_Data to use_.
---+---

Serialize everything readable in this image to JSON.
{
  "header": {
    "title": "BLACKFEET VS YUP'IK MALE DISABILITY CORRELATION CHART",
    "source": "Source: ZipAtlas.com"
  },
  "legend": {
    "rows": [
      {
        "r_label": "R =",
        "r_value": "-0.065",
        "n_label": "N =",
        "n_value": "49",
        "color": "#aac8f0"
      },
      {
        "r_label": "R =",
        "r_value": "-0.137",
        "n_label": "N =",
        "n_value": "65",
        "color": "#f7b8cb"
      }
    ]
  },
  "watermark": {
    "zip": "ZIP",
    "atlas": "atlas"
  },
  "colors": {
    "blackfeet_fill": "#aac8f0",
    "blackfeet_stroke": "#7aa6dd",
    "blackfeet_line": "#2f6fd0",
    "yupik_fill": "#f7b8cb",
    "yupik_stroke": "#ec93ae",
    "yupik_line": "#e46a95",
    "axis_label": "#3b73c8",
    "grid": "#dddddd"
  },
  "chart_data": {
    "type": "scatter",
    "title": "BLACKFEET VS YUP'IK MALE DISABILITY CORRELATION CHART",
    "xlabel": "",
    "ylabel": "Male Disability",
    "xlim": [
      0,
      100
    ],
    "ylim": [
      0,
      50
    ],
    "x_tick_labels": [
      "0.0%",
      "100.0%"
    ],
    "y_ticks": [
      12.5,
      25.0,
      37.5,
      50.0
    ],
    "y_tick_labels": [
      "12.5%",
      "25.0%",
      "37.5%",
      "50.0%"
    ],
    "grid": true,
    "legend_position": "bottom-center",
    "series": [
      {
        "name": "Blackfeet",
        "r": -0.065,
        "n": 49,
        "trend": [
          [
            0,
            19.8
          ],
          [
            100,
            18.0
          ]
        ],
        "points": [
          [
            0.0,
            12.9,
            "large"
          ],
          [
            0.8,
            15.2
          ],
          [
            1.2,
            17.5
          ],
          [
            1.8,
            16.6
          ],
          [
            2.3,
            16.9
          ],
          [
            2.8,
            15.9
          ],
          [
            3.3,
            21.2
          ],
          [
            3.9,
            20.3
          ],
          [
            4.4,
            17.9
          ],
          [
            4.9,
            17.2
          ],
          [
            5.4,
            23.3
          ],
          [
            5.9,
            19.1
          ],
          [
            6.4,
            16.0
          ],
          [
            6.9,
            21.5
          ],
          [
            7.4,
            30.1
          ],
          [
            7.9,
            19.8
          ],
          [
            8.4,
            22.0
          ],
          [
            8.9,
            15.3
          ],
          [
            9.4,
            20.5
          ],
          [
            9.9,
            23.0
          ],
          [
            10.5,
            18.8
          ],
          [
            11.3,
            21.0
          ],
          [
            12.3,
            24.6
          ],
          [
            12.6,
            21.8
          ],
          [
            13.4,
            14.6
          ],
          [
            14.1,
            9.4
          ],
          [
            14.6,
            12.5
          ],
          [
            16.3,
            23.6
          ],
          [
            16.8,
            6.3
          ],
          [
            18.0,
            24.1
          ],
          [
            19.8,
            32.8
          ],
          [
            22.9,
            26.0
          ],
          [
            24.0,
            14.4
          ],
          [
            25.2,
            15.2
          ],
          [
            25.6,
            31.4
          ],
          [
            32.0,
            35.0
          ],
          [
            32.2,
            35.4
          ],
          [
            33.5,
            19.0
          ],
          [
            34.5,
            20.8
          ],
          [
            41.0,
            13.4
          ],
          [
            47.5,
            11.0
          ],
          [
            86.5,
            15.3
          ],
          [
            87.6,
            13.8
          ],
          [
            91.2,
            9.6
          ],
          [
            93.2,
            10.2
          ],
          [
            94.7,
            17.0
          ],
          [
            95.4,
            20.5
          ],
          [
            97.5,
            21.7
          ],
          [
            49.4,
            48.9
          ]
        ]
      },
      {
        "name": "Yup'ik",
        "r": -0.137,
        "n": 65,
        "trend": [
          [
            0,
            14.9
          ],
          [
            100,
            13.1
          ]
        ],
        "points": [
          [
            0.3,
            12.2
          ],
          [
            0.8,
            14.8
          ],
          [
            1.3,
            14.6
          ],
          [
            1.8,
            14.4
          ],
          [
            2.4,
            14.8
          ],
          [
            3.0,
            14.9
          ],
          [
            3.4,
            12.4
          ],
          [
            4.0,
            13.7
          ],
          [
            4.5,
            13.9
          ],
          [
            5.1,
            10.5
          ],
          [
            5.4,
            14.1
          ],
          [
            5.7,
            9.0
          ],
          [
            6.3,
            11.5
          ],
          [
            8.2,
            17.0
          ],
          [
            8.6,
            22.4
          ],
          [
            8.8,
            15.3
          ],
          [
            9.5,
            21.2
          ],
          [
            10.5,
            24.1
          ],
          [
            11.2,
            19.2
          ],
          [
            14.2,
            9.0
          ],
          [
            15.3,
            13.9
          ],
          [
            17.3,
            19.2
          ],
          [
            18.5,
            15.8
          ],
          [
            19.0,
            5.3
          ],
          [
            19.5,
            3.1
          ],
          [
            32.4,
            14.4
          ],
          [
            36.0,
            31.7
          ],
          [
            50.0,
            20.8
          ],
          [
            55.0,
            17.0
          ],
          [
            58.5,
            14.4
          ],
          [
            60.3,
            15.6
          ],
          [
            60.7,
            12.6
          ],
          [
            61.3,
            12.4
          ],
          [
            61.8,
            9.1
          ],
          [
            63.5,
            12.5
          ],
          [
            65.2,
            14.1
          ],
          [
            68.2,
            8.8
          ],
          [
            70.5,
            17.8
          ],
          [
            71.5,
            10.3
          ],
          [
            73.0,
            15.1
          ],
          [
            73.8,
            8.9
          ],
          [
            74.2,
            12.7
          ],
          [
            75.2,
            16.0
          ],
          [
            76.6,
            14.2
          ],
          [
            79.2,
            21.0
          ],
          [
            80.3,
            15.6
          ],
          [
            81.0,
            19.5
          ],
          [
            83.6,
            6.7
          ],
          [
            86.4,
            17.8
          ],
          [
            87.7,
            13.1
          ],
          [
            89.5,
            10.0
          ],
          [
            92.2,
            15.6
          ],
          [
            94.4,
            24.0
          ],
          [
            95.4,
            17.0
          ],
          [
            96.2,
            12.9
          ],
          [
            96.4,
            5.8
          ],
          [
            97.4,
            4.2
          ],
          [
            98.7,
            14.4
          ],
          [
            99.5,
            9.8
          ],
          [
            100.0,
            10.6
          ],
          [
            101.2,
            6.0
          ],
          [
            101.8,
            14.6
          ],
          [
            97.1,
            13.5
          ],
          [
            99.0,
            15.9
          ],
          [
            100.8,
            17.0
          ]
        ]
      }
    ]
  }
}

---+---

_Work required_.
Please quote every record above exactly as it appears.

_Result below_.
Serialize everything readable in this image to JSON.
{
  "header": {
    "title": "BLACKFEET VS YUP'IK MALE DISABILITY CORRELATION CHART",
    "source": "Source: ZipAtlas.com"
  },
  "legend": {
    "rows": [
      {
        "r_label": "R =",
        "r_value": "-0.065",
        "n_label": "N =",
        "n_value": "49",
        "color": "#aac8f0"
      },
      {
        "r_label": "R =",
        "r_value": "-0.137",
        "n_label": "N =",
        "n_value": "65",
        "color": "#f7b8cb"
      }
    ]
  },
  "watermark": {
    "zip": "ZIP",
    "atlas": "atlas"
  },
  "colors": {
    "blackfeet_fill": "#aac8f0",
    "blackfeet_stroke": "#7aa6dd",
    "blackfeet_line": "#2f6fd0",
    "yupik_fill": "#f7b8cb",
    "yupik_stroke": "#ec93ae",
    "yupik_line": "#e46a95",
    "axis_label": "#3b73c8",
    "grid": "#dddddd"
  },
  "chart_data": {
    "type": "scatter",
    "title": "BLACKFEET VS YUP'IK MALE DISABILITY CORRELATION CHART",
    "xlabel": "",
    "ylabel": "Male Disability",
    "xlim": [
      0,
      100
    ],
    "ylim": [
      0,
      50
    ],
    "x_tick_labels": [
      "0.0%",
      "100.0%"
    ],
    "y_ticks": [
      12.5,
      25.0,
      37.5,
      50.0
    ],
    "y_tick_labels": [
      "12.5%",
      "25.0%",
      "37.5%",
      "50.0%"
    ],
    "grid": true,
    "legend_position": "bottom-center",
    "series": [
      {
        "name": "Blackfeet",
        "r": -0.065,
        "n": 49,
        "trend": [
          [
            0,
            19.8
          ],
          [
            100,
            18.0
          ]
        ],
        "points": [
          [
            0.0,
            12.9,
            "large"
          ],
          [
            0.8,
            15.2
          ],
          [
            1.2,
            17.5
          ],
          [
            1.8,
            16.6
          ],
          [
            2.3,
            16.9
          ],
          [
            2.8,
            15.9
          ],
          [
            3.3,
            21.2
          ],
          [
            3.9,
            20.3
          ],
          [
            4.4,
            17.9
          ],
          [
            4.9,
            17.2
          ],
          [
            5.4,
            23.3
          ],
          [
            5.9,
            19.1
          ],
          [
            6.4,
            16.0
          ],
          [
            6.9,
            21.5
          ],
          [
            7.4,
            30.1
          ],
          [
            7.9,
            19.8
          ],
          [
            8.4,
            22.0
          ],
          [
            8.9,
            15.3
          ],
          [
            9.4,
            20.5
          ],
          [
            9.9,
            23.0
          ],
          [
            10.5,
            18.8
          ],
          [
            11.3,
            21.0
          ],
          [
            12.3,
            24.6
          ],
          [
            12.6,
            21.8
          ],
          [
            13.4,
            14.6
          ],
          [
            14.1,
            9.4
          ],
          [
            14.6,
            12.5
          ],
          [
            16.3,
            23.6
          ],
          [
            16.8,
            6.3
          ],
          [
            18.0,
            24.1
          ],
          [
            19.8,
            32.8
          ],
          [
            22.9,
            26.0
          ],
          [
            24.0,
            14.4
          ],
          [
            25.2,
            15.2
          ],
          [
            25.6,
            31.4
          ],
          [
            32.0,
            35.0
          ],
          [
            32.2,
            35.4
          ],
          [
            33.5,
            19.0
          ],
          [
            34.5,
            20.8
          ],
          [
            41.0,
            13.4
          ],
          [
            47.5,
            11.0
          ],
          [
            86.5,
            15.3
          ],
          [
            87.6,
            13.8
          ],
          [
            91.2,
            9.6
          ],
          [
            93.2,
            10.2
          ],
          [
            94.7,
            17.0
          ],
          [
            95.4,
            20.5
          ],
          [
            97.5,
            21.7
          ],
          [
            49.4,
            48.9
          ]
        ]
      },
      {
        "name": "Yup'ik",
        "r": -0.137,
        "n": 65,
        "trend": [
          [
            0,
            14.9
          ],
          [
            100,
            13.1
          ]
        ],
        "points": [
          [
            0.3,
            12.2
          ],
          [
            0.8,
            14.8
          ],
          [
            1.3,
            14.6
          ],
          [
            1.8,
            14.4
          ],
          [
            2.4,
            14.8
          ],
          [
            3.0,
            14.9
          ],
          [
            3.4,
            12.4
          ],
          [
            4.0,
            13.7
          ],
          [
            4.5,
            13.9
          ],
          [
            5.1,
            10.5
          ],
          [
            5.4,
            14.1
          ],
          [
            5.7,
            9.0
          ],
          [
            6.3,
            11.5
          ],
          [
            8.2,
            17.0
          ],
          [
            8.6,
            22.4
          ],
          [
            8.8,
            15.3
          ],
          [
            9.5,
            21.2
          ],
          [
            10.5,
            24.1
          ],
          [
            11.2,
            19.2
          ],
          [
            14.2,
            9.0
          ],
          [
            15.3,
            13.9
          ],
          [
            17.3,
            19.2
          ],
          [
            18.5,
            15.8
          ],
          [
            19.0,
            5.3
          ],
          [
            19.5,
            3.1
          ],
          [
            32.4,
            14.4
          ],
          [
            36.0,
            31.7
          ],
          [
            50.0,
            20.8
          ],
          [
            55.0,
            17.0
          ],
          [
            58.5,
            14.4
          ],
          [
            60.3,
            15.6
          ],
          [
            60.7,
            12.6
          ],
          [
            61.3,
            12.4
          ],
          [
            61.8,
            9.1
          ],
          [
            63.5,
            12.5
          ],
          [
            65.2,
            14.1
          ],
          [
            68.2,
            8.8
          ],
          [
            70.5,
            17.8
          ],
          [
            71.5,
            10.3
          ],
          [
            73.0,
            15.1
          ],
          [
            73.8,
            8.9
          ],
          [
            74.2,
            12.7
          ],
          [
            75.2,
            16.0
          ],
          [
            76.6,
            14.2
          ],
          [
            79.2,
            21.0
          ],
          [
            80.3,
            15.6
          ],
          [
            81.0,
            19.5
          ],
          [
            83.6,
            6.7
          ],
          [
            86.4,
            17.8
          ],
          [
            87.7,
            13.1
          ],
          [
            89.5,
            10.0
          ],
          [
            92.2,
            15.6
          ],
          [
            94.4,
            24.0
          ],
          [
            95.4,
            17.0
          ],
          [
            96.2,
            12.9
          ],
          [
            96.4,
            5.8
          ],
          [
            97.4,
            4.2
          ],
          [
            98.7,
            14.4
          ],
          [
            99.5,
            9.8
          ],
          [
            100.0,
            10.6
          ],
          [
            101.2,
            6.0
          ],
          [
            101.8,
            14.6
          ],
          [
            97.1,
            13.5
          ],
          [
            99.0,
            15.9
          ],
          [
            100.8,
            17.0
          ]
        ]
      }
    ]
  }
}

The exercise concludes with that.